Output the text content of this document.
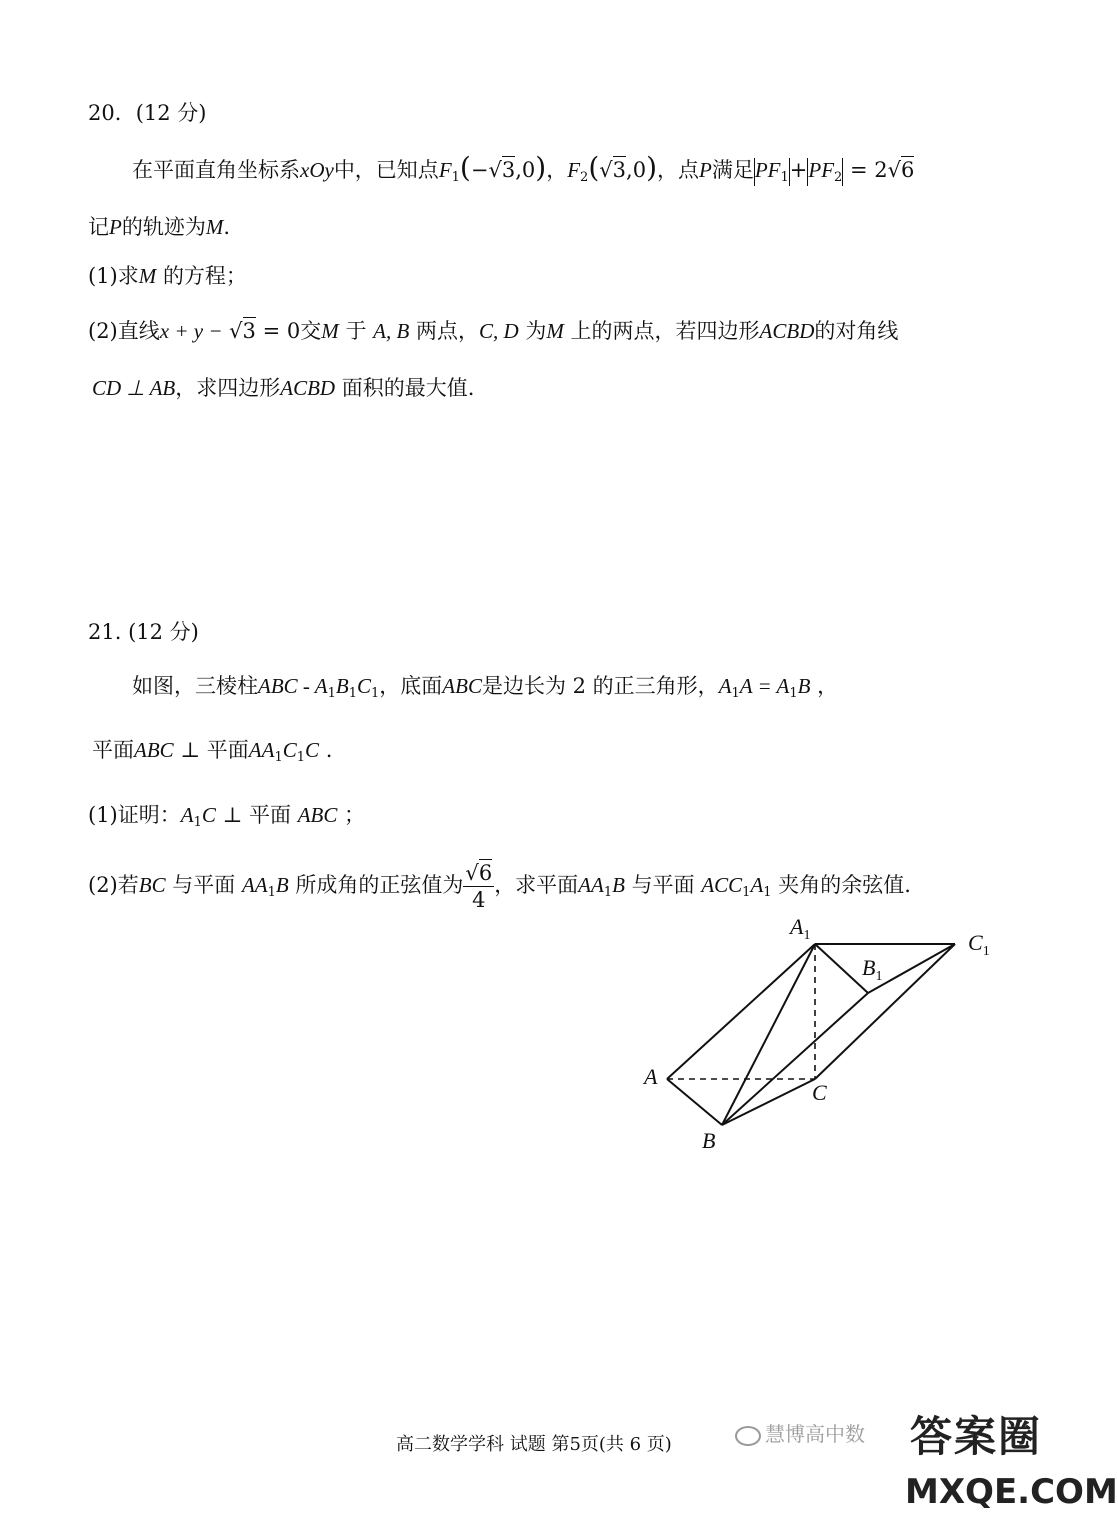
20．(12 分)
在平面直角坐标系xOy中，已知点$F_1(-√3,0)$，$F_2(√3,0)$，点P满足$PF_1+PF_2 = 2√6$
记P的轨迹为M.
(1)求M 的方程；
(2)直线x + y − √3 = 0交M 于 A, B 两点，C, D 为M 上的两点，若四边形ACBD的对角线
CD ⊥ AB，求四边形ACBD 面积的最大值.
21. (12 分)
如图，三棱柱ABC - $A_1B_1C_1$，底面ABC是边长为 2 的正三角形，$A_1A = A_1B$ ，
平面ABC ⊥ 平面$AA_1C_1C$ .
(1)证明：$A_1C$ ⊥ 平面 ABC ；
(2)若BC 与平面 $AA_1B$ 所成角的正弦值为 $\frac{√6}{4}$ ，求平面$AA_1B$ 与平面 $ACC_1A_1$ 夹角的余弦值.
$A_1$	$C_1$
$B_1$
A
C
B
高二数学学科 试题 第5页(共 6 页)	慧博高中数 答案圈
MXQE.COM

□ □ □ □

**Prompt:** Transcribe the records above exactly, leaving out every picture.

**Solution to this problem:**
Output the text content of this document.
20．(12 分)
在平面直角坐标系xOy中，已知点$F_1(-√3,0)$，$F_2(√3,0)$，点P满足$PF_1+PF_2 = 2√6$
记P的轨迹为M.
(1)求M 的方程；
(2)直线x + y − √3 = 0交M 于 A, B 两点，C, D 为M 上的两点，若四边形ACBD的对角线
CD ⊥ AB，求四边形ACBD 面积的最大值.
21. (12 分)
如图，三棱柱ABC - $A_1B_1C_1$，底面ABC是边长为 2 的正三角形，$A_1A = A_1B$ ，
平面ABC ⊥ 平面$AA_1C_1C$ .
(1)证明：$A_1C$ ⊥ 平面 ABC ；
(2)若BC 与平面 $AA_1B$ 所成角的正弦值为 $\frac{√6}{4}$ ，求平面$AA_1B$ 与平面 $ACC_1A_1$ 夹角的余弦值.
$A_1$	$C_1$
$B_1$
A
C
B
高二数学学科 试题 第5页(共 6 页)	慧博高中数 答案圈
MXQE.COM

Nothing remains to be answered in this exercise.